** Task to complete **
Sum up the text on canine glaucoma below in two sentences.

Causes of Canine Glaucoma
The normal eye is filled with a fluid called aqueous humor. The amount of aqueous humor normally is carefully regulated to keep the eyeball in its proper shape. This happens from a very slow, but fairly continuous, exchange of fluid between the inner eye chambers and the blood in systemic circulation. This balance is disturbed in dogs with glaucoma, because aqueous humor is being produced faster than it can be removed, causing pressure to build up. Without treatment, the sustained elevated intraocular pressure will damage the retina and ultimately cause degenerative changes in the optic nerve as well, resulting in blindness.
There is no guaranteed way to prevent glaucoma in dogs. However, routine eye examinations can identify small changes in intraocular pressure, which can allow meaningful medical management before full-stage glaucoma develops. Dogs with glaucoma in one eye should be watched closely for development of the disease in the other eye. Most authorities recommend that dogs with primary glaucoma not be used in a breeding program. Acute-onset gluacoma due to trauma or some other eye disorder is a true medical emergency that requires immediate veterinary attention to reduce the pressure inside of the eye, which usually can be accomplished by use of intravenous medications.
Glaucoma is normally not life-threatening, but it definitely can adversely affect a dog’s quality of life. The prognosis for dogs suffering from glaucoma is variable. Most dogs will become blind, despite medical and/or surgical intervention. There is now some evidence that repeated forceful pulling on a dog’s neck collar increases the fluid pressure inside their eyes. Dogs predisposed to glaucoma or who have already developed glaucoma in one eye may do better walked on a harness rather than a collar.

** Given information **
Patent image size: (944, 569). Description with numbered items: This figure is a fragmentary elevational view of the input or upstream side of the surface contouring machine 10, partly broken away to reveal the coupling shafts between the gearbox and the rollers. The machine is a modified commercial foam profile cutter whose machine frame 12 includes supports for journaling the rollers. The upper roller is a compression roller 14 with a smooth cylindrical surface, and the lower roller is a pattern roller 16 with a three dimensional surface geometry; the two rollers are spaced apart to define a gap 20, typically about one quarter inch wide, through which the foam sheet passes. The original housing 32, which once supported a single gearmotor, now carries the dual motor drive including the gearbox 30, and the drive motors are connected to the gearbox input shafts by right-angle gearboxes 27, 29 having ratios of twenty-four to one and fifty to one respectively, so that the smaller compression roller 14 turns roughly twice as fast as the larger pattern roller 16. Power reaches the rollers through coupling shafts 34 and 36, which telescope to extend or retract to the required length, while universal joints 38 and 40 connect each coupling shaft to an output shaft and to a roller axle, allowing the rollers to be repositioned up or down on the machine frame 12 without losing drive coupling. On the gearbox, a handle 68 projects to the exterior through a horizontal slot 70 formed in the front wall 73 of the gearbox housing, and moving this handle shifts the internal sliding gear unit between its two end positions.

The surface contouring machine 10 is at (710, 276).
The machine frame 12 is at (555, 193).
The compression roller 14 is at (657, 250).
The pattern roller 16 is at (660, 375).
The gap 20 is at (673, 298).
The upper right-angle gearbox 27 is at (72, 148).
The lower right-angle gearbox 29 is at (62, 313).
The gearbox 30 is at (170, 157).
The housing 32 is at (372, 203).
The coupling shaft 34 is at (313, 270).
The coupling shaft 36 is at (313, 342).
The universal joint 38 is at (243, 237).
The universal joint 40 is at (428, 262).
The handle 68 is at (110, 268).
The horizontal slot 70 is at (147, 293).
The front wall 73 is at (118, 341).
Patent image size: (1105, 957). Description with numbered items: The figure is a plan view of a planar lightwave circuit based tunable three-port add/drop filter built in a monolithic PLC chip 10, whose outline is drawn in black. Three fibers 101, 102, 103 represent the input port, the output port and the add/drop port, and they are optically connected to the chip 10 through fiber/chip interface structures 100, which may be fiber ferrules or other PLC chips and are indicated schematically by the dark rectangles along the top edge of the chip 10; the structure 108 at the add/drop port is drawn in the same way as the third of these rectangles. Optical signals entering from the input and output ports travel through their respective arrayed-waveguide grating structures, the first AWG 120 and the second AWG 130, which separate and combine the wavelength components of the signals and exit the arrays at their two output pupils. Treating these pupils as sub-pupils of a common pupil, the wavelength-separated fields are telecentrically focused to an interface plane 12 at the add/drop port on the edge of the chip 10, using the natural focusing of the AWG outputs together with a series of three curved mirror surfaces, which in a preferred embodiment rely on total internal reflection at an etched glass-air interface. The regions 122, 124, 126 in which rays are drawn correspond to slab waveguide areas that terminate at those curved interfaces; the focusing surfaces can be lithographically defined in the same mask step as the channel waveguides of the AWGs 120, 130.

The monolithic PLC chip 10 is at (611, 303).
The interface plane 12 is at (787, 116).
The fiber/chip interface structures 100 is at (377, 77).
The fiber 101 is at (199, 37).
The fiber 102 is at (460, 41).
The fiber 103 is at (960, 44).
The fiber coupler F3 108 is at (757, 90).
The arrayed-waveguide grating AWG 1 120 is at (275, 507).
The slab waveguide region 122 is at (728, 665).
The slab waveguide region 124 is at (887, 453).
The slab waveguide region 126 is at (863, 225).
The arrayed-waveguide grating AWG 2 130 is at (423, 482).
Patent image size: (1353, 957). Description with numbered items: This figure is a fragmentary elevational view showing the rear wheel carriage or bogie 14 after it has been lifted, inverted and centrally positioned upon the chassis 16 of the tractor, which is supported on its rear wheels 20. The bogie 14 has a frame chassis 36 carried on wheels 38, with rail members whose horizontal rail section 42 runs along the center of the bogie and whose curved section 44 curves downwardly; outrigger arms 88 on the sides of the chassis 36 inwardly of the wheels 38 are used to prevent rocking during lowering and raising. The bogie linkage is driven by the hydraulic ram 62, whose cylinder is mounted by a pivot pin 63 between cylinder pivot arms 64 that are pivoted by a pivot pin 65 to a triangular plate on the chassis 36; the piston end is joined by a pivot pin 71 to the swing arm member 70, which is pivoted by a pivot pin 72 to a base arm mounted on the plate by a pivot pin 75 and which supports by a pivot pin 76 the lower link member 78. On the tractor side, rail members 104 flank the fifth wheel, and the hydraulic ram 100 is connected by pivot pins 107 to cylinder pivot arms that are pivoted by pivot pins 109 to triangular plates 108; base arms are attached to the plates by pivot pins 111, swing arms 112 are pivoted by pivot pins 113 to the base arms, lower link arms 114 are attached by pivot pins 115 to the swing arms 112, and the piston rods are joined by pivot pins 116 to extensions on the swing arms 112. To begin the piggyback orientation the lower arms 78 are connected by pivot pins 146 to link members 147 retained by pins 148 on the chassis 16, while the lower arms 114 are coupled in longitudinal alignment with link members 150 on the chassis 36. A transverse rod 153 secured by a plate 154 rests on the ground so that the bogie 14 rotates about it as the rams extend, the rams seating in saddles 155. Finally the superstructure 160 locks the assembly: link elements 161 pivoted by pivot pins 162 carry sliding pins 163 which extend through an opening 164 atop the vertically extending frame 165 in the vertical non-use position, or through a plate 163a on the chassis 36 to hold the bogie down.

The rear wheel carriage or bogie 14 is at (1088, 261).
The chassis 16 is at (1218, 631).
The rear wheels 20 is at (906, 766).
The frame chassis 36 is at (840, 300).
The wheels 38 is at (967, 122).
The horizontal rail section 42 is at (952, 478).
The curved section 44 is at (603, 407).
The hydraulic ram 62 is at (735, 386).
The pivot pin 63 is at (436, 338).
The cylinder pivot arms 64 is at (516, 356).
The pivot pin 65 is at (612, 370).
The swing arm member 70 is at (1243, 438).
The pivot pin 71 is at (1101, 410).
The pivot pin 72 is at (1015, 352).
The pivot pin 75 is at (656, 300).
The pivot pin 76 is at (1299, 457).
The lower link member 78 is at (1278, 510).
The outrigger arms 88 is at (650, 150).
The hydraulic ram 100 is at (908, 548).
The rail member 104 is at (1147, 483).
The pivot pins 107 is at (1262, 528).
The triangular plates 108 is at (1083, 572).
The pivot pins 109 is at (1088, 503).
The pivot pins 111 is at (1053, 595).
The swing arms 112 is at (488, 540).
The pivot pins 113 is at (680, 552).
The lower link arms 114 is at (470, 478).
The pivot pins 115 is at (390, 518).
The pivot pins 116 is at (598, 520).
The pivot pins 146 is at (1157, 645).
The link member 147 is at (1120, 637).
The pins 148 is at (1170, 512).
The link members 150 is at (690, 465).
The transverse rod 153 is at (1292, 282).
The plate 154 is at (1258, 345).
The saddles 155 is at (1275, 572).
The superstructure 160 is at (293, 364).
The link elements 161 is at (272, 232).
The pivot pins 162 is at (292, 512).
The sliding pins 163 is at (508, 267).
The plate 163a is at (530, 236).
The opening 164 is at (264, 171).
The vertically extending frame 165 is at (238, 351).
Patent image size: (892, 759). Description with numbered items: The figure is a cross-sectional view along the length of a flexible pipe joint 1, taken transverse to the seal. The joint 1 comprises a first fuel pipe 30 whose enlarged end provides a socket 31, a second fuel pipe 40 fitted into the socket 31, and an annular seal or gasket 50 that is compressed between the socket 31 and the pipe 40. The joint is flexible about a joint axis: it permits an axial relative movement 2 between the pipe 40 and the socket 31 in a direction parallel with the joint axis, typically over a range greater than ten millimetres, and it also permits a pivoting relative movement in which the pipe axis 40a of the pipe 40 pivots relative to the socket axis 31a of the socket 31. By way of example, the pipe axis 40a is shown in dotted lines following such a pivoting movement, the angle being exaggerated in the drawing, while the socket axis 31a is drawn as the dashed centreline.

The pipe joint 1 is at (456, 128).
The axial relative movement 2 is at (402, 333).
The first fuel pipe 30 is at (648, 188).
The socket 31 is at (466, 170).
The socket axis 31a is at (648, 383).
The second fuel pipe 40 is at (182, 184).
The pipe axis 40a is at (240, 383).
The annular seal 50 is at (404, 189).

** Answer space **
In dogs with glaucoma, aqueous humor is produced faster than it can be removed, so pressure builds inside the eye and, without treatment, damages the retina and optic nerve and leads to blindness. There is no guaranteed way to prevent it, but routine eye exams can catch small pressure changes early, and while the disease is normally not life-threatening, most affected dogs become blind, and dogs at risk may do better walked on a harness than on a collar.